- _GIVEN RECORDS_:
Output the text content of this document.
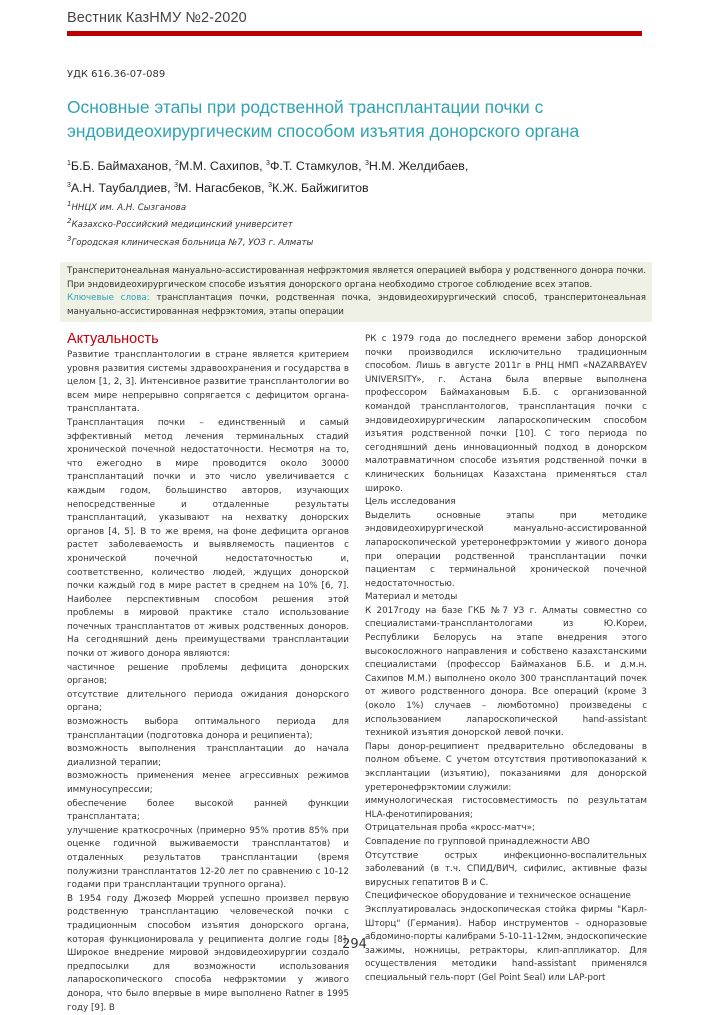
Вестник КазНМУ №2-2020
УДК 616.36-07-089
Основные этапы при родственной трансплантации почки с эндовидеохирургическим способом изъятия донорского органа
$^1$Б.Б. Баймаханов, $^2$М.М. Сахипов, $^3$Ф.Т. Стамкулов, $^3$Н.М. Желдибаев,
$^3$А.Н. Таубалдиев, $^3$М. Нагасбеков, $^3$К.Ж. Байжигитов
$^1$ННЦХ им. А.Н. Сызганова
$^2$Казахско-Российский медицинский университет
$^3$Городская клиническая больница №7, УОЗ г. Алматы
Трансперитонеальная мануально-ассистированная нефрэктомия является операцией выбора у родственного донора почки. При эндовидеохирургическом способе изъятия донорского органа необходимо строгое соблюдение всех этапов.
Ключевые слова: трансплантация почки, родственная почка, эндовидеохирургический способ, трансперитонеальная мануально-ассистированная нефрэктомия, этапы операции
Актуальность

Развитие трансплантологии в стране является критерием уровня развития системы здравоохранения и государства в целом [1, 2, 3]. Интенсивное развитие трансплантологии во всем мире непрерывно сопрягается с дефицитом органа-трансплантата.

Трансплантация почки – единственный и самый эффективный метод лечения терминальных стадий хронической почечной недостаточности. Несмотря на то, что ежегодно в мире проводится около 30000 трансплантаций почки и это число увеличивается с каждым годом, большинство авторов, изучающих непосредственные и отдаленные результаты трансплантаций, указывают на нехватку донорских органов [4, 5]. В то же время, на фоне дефицита органов растет заболеваемость и выявляемость пациентов с хронической почечной недостаточностью и, соответственно, количество людей, ждущих донорской почки каждый год в мире растет в среднем на 10% [6, 7]. Наиболее перспективным способом решения этой проблемы в мировой практике стало использование почечных трансплантатов от живых родственных доноров. На сегодняшний день преимуществами трансплантации почки от живого донора являются:

частичное решение проблемы дефицита донорских органов;

отсутствие длительного периода ожидания донорского органа;

возможность выбора оптимального периода для трансплантации (подготовка донора и реципиента);

возможность выполнения трансплантации до начала диализной терапии;

возможность применения менее агрессивных режимов иммуносупрессии;

обеспечение более высокой ранней функции трансплантата;

улучшение краткосрочных (примерно 95% против 85% при оценке годичной выживаемости трансплантатов) и отдаленных результатов трансплантации (время полужизни трансплантатов 12-20 лет по сравнению с 10-12 годами при трансплантации трупного органа).

В 1954 году Джозеф Мюррей успешно произвел первую родственную трансплантацию человеческой почки с традиционным способом изъятия донорского органа, которая функционировала у реципиента долгие годы [8]. Широкое внедрение мировой эндовидеохирургии создало предпосылки для возможности использования лапароскопического способа нефрэктомии у живого донора, что было впервые в мире выполнено Ratner в 1995 году [9]. В

РК с 1979 года до последнего времени забор донорской почки производился исключительно традиционным способом. Лишь в августе 2011г в РНЦ НМП «NAZARBAYEV UNIVERSITY», г. Астана была впервые выполнена профессором Баймахановым Б.Б. с организованной командой трансплантологов, трансплантация почки с эндовидеохирургическим лапароскопическим способом изъятия родственной почки [10]. С того периода по сегодняшний день инновационный подход в донорском малотравматичном способе изъятия родственной почки в клинических больницах Казахстана применяться стал широко.

Цель исследования

Выделить основные этапы при методике эндовидеохирургической мануально-ассистированной лапароскопической уретеронефрэктомии у живого донора при операции родственной трансплантации почки пациентам с терминальной хронической почечной недостаточностью.

Материал и методы

К 2017году на базе ГКБ №7 УЗ г. Алматы совместно со специалистами-трансплантологами из Ю.Кореи, Республики Белорусь на этапе внедрения этого высокосложного направления и собствено казахстанскими специалистами (профессор Баймаханов Б.Б. и д.м.н. Сахипов М.М.) выполнено около 300 трансплантаций почек от живого родственного донора. Все операций (кроме 3 (около 1%) случаев – люмботомно) произведены с использованием лапароскопической hand-assistant техникой изъятия донорской левой почки.

Пары донор-реципиент предварительно обследованы в полном объеме. С учетом отсутствия противопоказаний к эксплантации (изъятию), показаниями для донорской уретеронефрэктомии служили:

иммунологическая гистосовместимость по результатам HLA-фенотипирования;

Отрицательная проба «кросс-матч»;

Совпадение по групповой принадлежности АВО

Отсутствие острых инфекционно-воспалительных заболеваний (в т.ч. СПИД/ВИЧ, сифилис, активные фазы вирусных гепатитов В и С.

Специфическое оборудование и техническое оснащение

Эксплуатировалась эндоскопическая стойка фирмы "Карл-Шторц" (Германия). Набор инструментов – одноразовые абдомино-порты калибрами 5-10-11-12мм, эндоскопические зажимы, ножницы, ретракторы, клип-аппликатор. Для осуществления методики hand-assistant применялся специальный гель-порт (Gel Point Seal) или LAP-port

294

- _TASK OBJECTIVE_: Count the lines of these entries that hold the string "ассистированная", and give only that number.

- _RESULT_: 2